▸ **Objective**
Tell how many lines in the data below include the word "decision". The answer is the number only.

▸ **Input for this task**
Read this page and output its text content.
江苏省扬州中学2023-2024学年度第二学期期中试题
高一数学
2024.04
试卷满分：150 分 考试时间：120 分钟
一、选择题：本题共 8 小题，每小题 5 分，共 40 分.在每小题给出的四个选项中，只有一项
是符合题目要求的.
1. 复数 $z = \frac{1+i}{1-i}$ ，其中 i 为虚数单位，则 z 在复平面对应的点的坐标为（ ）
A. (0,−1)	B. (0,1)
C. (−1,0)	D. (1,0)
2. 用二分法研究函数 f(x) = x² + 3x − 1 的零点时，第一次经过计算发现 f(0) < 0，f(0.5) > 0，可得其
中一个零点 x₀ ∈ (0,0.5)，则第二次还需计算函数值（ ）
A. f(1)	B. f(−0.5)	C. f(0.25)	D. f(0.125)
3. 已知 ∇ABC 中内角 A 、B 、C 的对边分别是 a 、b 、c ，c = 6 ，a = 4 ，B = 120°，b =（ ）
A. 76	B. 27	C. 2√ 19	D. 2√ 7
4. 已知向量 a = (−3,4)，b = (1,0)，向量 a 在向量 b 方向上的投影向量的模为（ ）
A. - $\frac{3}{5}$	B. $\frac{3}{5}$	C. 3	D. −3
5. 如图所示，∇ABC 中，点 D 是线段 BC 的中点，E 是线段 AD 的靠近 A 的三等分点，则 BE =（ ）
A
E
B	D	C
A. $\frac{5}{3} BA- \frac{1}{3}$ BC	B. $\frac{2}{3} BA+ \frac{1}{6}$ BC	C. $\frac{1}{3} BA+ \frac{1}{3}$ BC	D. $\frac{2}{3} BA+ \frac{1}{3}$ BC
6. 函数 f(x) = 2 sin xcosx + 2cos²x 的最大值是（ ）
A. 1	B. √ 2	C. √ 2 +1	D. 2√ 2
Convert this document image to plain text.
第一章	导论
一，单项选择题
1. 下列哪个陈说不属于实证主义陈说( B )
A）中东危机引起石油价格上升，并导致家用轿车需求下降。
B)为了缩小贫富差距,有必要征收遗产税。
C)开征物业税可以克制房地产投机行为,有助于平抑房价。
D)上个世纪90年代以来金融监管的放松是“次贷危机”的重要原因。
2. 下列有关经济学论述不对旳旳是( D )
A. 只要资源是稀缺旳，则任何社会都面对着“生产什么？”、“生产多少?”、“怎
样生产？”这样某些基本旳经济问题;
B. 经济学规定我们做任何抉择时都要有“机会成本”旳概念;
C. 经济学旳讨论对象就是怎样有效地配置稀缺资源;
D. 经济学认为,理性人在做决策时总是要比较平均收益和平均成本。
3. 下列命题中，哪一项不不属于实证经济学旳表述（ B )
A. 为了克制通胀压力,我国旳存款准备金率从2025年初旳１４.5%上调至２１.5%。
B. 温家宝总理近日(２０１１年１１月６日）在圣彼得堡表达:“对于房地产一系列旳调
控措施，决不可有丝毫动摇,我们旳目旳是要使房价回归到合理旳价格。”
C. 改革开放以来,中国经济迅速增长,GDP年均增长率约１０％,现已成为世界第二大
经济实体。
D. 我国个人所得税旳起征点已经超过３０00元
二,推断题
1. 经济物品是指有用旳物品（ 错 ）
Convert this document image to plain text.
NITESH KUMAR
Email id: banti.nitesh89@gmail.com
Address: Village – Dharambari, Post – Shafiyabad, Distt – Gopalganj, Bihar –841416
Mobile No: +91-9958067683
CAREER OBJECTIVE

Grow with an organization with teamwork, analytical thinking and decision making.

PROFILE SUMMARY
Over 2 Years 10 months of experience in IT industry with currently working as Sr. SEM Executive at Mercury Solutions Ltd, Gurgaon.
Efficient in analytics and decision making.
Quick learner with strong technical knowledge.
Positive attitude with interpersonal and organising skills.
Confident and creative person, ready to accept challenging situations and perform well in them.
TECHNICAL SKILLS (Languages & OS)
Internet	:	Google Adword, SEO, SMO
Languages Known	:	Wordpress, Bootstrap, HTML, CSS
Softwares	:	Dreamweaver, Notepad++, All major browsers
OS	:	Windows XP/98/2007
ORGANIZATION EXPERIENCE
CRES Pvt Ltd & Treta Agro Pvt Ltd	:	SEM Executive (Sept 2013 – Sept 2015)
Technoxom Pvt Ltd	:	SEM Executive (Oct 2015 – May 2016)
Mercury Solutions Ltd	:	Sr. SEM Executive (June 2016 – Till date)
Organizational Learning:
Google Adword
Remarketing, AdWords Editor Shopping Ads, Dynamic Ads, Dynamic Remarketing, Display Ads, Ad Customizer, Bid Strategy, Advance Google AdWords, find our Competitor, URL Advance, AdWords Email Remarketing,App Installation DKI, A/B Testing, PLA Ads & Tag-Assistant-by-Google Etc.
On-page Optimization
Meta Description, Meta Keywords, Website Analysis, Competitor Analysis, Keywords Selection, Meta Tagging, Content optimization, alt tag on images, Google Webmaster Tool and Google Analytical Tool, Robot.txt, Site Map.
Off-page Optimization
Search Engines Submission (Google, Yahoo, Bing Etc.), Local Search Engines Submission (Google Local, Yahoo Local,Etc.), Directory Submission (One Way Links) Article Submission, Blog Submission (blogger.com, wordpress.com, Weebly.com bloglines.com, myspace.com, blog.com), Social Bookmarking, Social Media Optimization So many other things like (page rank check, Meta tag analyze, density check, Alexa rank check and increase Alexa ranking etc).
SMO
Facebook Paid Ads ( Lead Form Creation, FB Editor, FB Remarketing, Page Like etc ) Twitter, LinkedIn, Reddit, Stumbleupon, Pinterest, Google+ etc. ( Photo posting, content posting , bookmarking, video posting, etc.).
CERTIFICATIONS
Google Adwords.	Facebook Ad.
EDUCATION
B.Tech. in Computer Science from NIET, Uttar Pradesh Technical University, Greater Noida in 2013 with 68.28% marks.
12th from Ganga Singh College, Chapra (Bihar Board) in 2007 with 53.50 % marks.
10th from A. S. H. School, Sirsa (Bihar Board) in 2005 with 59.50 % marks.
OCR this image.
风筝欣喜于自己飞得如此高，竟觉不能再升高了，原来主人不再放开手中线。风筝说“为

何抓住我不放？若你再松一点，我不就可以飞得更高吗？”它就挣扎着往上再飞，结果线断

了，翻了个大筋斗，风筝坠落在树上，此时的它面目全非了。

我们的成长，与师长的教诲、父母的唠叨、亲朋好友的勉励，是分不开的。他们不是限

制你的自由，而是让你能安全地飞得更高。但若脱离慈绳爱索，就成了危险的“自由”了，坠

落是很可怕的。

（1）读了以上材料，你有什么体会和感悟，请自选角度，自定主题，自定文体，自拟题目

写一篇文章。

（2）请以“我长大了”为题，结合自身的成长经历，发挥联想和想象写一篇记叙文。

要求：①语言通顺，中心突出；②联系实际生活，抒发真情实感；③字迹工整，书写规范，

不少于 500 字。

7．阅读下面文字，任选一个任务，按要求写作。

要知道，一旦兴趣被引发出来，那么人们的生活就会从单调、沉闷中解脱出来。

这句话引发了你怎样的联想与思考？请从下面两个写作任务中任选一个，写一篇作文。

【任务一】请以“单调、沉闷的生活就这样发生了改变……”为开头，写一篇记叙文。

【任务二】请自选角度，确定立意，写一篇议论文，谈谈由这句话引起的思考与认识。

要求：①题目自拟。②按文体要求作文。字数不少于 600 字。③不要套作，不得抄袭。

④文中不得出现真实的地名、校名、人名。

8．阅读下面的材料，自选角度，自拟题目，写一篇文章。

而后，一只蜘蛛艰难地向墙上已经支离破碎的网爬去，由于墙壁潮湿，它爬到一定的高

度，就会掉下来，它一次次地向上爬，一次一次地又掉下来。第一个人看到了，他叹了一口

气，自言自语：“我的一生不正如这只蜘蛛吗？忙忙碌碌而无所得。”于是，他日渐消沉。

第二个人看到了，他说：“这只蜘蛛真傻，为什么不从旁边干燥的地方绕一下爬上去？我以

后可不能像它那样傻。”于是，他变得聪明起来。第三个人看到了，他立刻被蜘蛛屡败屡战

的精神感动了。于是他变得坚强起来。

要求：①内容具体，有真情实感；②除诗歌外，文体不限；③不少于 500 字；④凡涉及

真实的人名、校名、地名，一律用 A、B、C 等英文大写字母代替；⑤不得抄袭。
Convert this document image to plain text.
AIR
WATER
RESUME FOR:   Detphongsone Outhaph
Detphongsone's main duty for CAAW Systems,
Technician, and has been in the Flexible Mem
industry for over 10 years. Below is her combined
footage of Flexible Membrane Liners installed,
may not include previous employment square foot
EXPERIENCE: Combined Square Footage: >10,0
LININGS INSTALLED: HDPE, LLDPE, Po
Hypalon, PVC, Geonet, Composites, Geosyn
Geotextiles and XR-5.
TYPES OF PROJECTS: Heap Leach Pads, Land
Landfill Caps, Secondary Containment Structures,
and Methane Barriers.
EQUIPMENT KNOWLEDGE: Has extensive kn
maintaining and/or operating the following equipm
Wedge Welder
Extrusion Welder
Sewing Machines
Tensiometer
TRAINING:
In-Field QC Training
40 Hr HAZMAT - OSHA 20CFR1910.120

▸ **Output for this task**
2